__EXERCISE DETAILS__
Wherever the word "Discounted" turns up in a line of the entries, copy that line.

-- START EXCERPTED RECORDS --

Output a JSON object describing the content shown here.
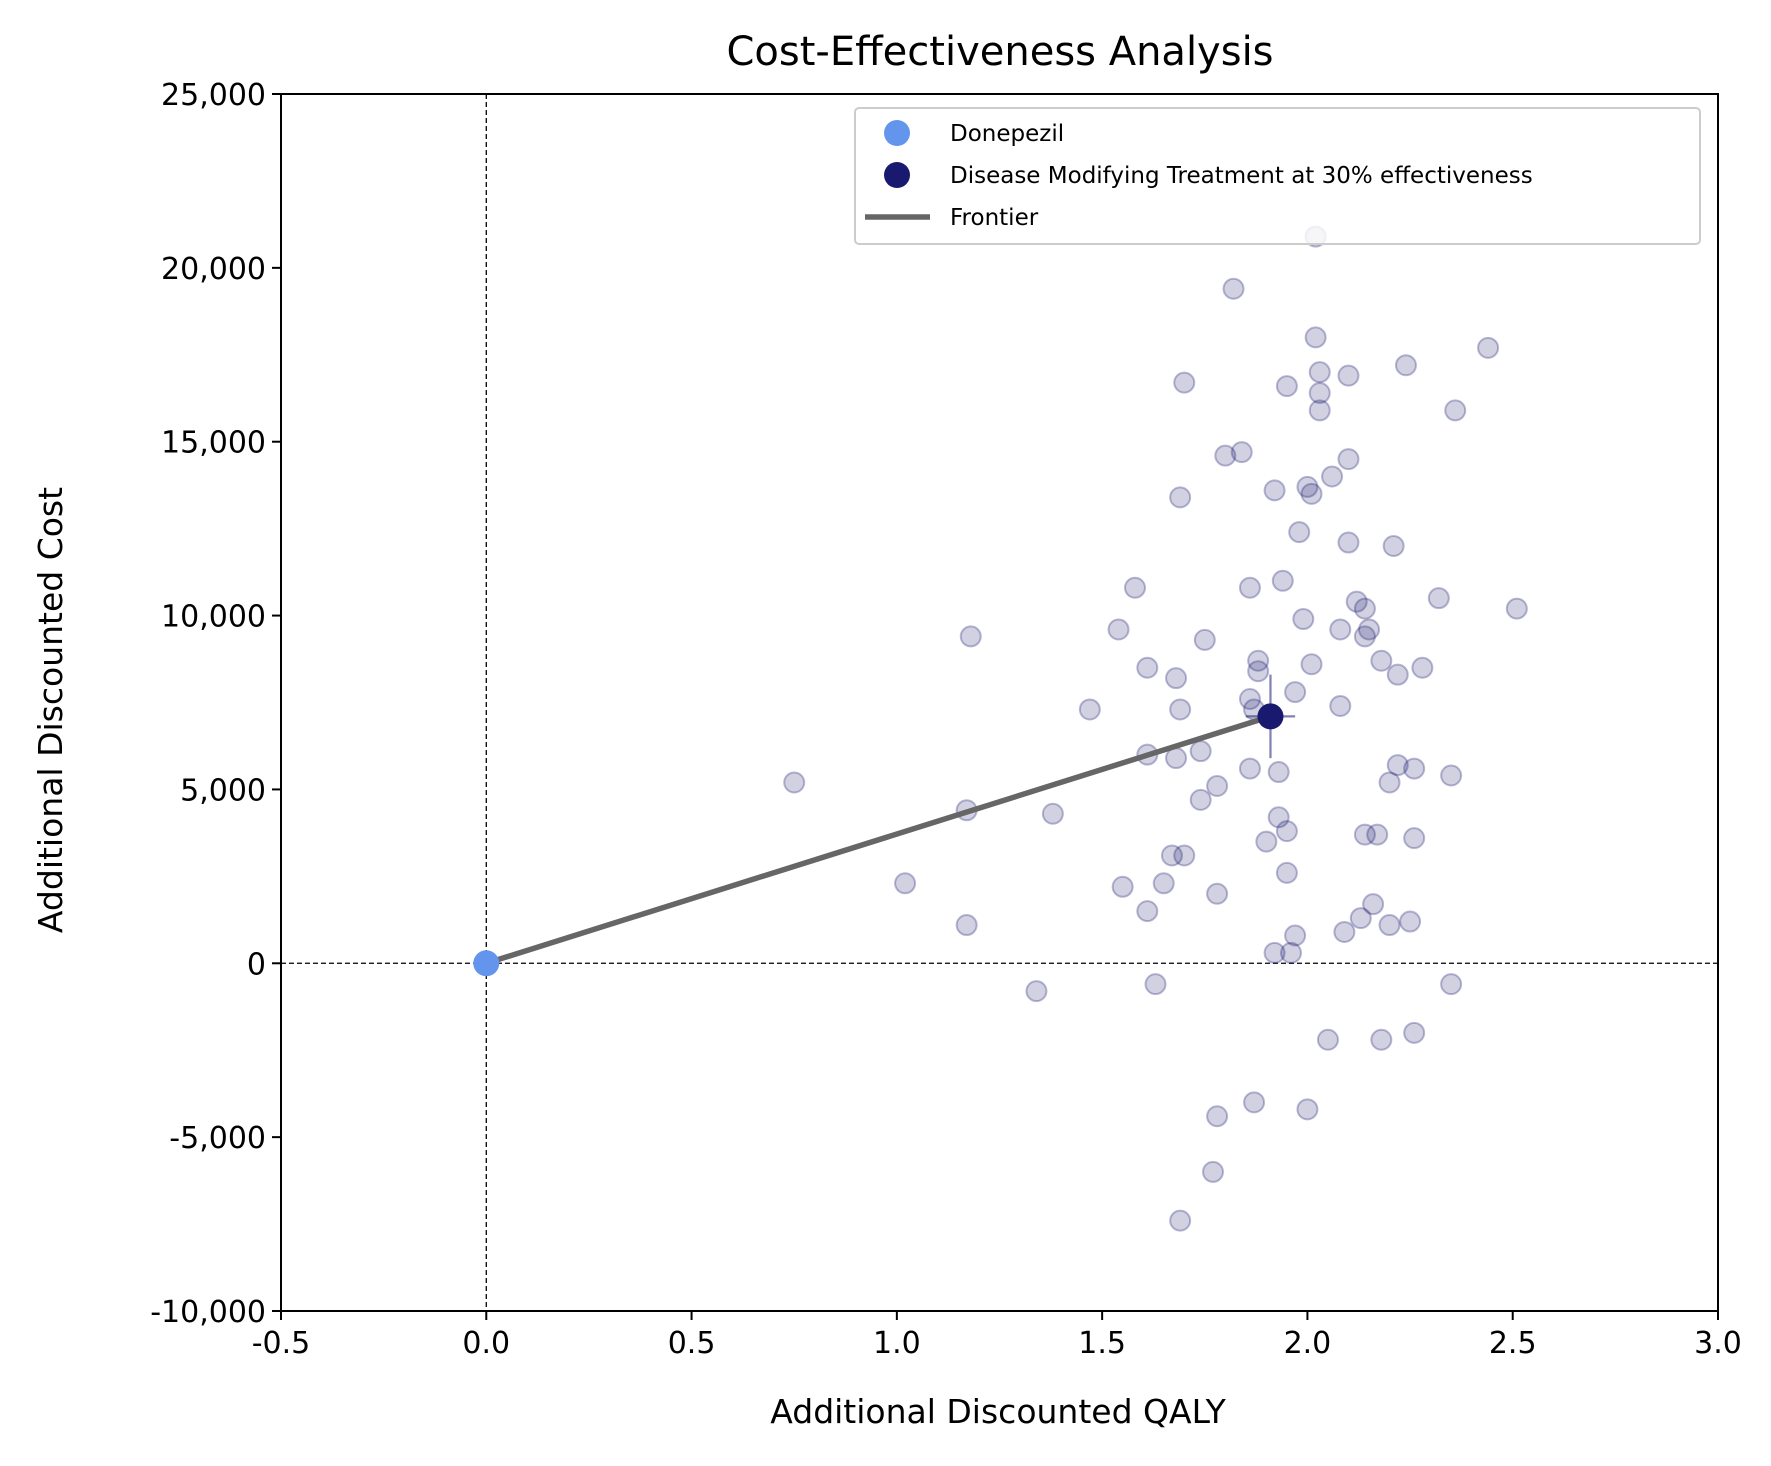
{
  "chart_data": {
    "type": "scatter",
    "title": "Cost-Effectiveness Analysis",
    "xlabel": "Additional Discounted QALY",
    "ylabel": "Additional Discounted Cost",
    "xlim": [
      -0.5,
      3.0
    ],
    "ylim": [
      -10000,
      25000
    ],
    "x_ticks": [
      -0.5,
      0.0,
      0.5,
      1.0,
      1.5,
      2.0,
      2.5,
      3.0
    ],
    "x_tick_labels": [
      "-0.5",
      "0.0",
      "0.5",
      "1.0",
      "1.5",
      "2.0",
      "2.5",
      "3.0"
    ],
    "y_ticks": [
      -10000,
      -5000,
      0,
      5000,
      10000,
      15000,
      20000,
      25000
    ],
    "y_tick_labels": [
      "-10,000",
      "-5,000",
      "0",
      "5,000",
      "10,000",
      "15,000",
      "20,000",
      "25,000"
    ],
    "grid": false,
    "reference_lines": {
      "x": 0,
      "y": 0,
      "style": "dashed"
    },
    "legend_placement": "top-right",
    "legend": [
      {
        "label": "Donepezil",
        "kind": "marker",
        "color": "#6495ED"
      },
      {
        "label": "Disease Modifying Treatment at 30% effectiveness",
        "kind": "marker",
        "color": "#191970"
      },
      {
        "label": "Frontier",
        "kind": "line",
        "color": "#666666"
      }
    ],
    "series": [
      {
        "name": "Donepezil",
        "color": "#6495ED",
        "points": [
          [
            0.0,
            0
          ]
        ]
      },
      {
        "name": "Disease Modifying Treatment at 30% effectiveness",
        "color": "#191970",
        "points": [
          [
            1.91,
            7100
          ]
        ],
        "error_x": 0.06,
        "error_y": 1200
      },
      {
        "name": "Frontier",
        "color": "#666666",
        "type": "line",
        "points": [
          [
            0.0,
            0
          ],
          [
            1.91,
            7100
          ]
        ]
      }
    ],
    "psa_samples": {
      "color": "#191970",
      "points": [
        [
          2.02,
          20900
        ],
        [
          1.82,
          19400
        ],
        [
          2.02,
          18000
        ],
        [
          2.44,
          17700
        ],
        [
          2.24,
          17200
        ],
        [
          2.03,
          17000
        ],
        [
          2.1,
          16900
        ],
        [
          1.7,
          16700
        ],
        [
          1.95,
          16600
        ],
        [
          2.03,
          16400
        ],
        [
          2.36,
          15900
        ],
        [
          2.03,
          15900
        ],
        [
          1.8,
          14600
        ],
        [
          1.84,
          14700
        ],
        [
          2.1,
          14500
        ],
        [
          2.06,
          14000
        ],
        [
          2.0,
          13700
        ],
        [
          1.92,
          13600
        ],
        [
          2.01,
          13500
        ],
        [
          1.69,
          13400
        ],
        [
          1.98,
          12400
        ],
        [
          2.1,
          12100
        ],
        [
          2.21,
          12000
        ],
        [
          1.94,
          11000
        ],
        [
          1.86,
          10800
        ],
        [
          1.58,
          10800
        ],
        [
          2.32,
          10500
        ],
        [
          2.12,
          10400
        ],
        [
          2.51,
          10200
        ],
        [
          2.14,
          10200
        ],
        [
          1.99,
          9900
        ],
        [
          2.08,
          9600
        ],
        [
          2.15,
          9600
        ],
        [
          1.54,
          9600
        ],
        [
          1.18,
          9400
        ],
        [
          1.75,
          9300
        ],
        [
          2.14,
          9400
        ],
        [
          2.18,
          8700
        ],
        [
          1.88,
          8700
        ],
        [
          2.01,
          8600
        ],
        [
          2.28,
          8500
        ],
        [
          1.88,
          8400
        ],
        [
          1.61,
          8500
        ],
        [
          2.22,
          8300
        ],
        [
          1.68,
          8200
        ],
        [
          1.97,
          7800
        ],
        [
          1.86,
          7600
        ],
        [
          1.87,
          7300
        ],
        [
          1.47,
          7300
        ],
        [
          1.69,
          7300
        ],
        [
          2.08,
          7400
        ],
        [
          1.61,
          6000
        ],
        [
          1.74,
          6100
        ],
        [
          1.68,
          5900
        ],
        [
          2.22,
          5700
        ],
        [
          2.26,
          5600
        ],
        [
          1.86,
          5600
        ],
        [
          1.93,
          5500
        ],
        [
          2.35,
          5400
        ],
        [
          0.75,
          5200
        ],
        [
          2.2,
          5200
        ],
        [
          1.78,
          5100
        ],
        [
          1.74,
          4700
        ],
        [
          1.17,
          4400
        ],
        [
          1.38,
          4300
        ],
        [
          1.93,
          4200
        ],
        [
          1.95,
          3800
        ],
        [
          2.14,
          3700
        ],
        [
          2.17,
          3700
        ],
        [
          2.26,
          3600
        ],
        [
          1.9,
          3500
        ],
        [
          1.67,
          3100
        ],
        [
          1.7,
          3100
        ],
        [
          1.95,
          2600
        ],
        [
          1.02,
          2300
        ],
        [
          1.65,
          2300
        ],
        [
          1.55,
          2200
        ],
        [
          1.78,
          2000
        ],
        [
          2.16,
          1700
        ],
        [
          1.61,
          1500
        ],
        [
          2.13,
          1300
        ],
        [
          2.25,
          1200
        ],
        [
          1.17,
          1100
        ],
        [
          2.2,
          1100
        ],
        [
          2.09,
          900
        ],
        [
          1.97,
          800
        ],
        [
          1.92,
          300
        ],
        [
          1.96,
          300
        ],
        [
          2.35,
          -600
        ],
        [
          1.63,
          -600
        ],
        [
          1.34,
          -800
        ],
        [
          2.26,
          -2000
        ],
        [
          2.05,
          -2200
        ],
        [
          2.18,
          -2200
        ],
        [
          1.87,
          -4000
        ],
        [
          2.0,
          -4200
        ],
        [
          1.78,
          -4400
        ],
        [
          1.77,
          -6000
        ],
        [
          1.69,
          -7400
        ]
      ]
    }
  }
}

-- END EXCERPTED RECORDS --
-- START EXCERPTED RECORDS --

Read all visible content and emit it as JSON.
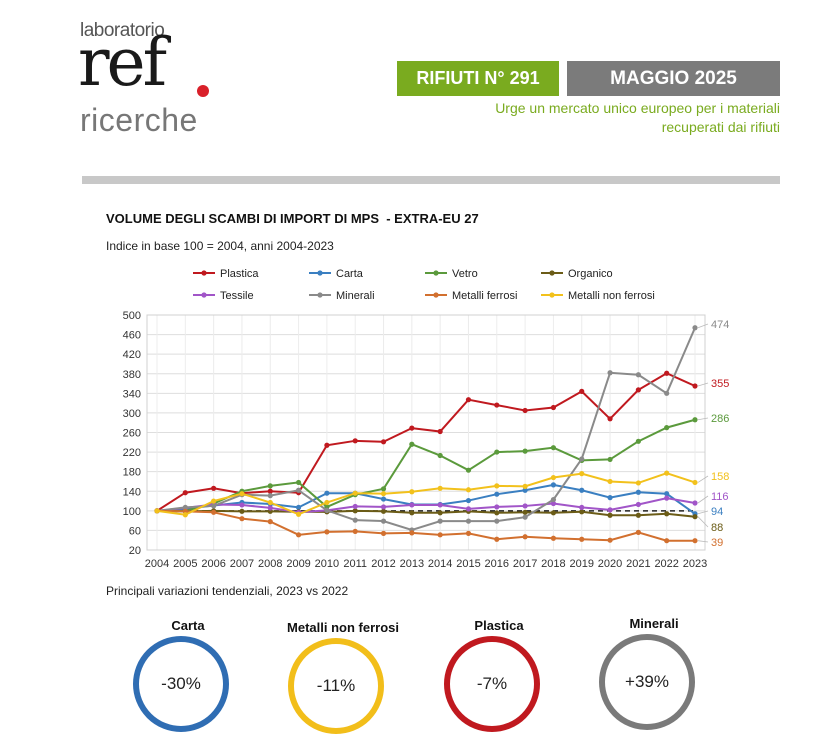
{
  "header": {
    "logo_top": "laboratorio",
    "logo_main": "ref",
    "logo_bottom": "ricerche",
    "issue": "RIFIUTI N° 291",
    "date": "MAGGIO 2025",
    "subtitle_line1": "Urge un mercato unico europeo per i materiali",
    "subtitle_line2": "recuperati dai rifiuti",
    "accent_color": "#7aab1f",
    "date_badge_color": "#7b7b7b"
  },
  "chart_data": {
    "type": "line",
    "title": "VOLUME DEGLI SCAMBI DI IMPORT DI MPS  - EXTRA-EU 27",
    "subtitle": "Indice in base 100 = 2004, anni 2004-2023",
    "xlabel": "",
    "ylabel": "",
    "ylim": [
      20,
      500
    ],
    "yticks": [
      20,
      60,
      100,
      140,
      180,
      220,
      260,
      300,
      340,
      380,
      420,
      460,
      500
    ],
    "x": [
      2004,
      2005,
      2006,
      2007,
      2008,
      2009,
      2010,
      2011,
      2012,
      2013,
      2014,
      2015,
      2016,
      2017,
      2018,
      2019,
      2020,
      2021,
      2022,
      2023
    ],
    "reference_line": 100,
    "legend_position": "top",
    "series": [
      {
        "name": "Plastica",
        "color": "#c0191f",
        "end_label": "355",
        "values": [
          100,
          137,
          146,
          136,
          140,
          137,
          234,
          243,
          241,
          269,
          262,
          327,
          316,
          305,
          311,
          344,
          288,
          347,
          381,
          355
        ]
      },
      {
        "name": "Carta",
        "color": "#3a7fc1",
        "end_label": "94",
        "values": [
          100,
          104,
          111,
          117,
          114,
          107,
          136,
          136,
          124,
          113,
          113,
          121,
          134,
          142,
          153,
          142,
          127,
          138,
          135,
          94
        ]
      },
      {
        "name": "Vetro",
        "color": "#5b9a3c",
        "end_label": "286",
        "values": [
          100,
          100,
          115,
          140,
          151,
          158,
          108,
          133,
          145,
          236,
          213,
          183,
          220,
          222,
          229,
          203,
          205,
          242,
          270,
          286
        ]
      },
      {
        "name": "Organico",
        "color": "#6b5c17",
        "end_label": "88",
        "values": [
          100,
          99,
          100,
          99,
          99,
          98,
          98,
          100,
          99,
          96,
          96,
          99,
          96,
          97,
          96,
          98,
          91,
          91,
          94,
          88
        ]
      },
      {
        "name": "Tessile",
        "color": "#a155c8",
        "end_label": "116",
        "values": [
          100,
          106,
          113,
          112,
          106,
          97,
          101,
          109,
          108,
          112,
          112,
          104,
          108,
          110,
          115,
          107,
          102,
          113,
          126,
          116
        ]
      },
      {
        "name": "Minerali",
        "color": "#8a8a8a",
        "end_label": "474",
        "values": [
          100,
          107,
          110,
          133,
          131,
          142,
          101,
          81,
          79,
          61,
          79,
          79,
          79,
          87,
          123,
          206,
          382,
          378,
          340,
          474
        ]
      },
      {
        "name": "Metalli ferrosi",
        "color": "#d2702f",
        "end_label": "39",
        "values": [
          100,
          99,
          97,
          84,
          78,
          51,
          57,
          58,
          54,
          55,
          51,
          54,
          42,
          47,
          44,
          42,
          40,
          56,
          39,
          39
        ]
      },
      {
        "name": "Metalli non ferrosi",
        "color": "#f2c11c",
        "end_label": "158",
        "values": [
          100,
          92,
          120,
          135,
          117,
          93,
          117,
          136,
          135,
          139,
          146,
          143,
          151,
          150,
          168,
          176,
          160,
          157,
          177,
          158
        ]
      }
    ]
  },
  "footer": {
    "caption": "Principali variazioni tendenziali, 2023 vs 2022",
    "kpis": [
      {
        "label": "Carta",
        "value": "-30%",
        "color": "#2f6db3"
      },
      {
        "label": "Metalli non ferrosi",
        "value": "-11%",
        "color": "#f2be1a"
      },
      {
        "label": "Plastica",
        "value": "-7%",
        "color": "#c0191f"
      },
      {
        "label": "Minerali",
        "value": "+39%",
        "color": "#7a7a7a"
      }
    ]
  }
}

-- END EXCERPTED RECORDS --
-- START EXCERPTED RECORDS --

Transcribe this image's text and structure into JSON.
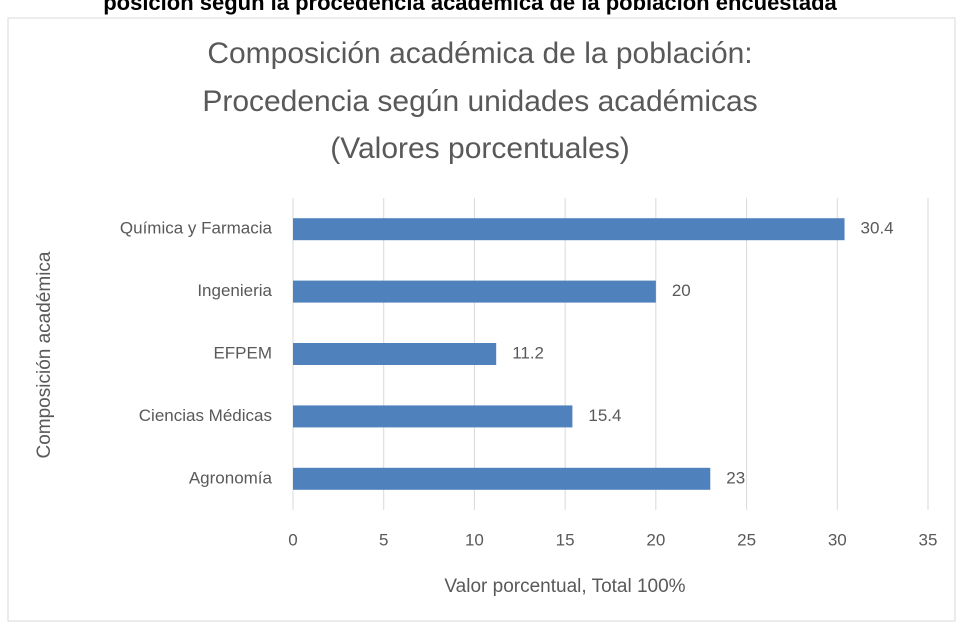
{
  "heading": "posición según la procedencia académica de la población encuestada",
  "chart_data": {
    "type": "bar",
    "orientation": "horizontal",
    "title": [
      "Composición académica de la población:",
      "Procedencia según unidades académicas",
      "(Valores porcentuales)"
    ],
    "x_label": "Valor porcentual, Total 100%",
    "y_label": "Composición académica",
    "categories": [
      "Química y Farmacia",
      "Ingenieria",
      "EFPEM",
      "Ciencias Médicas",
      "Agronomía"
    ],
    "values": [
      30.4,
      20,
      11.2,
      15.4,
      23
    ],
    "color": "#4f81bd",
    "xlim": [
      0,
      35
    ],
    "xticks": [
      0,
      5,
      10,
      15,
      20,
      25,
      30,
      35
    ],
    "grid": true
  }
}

-- END EXCERPTED RECORDS --

__SOLUTION__
    "xlabel": "Additional Discounted QALY",
    "ylabel": "Additional Discounted Cost",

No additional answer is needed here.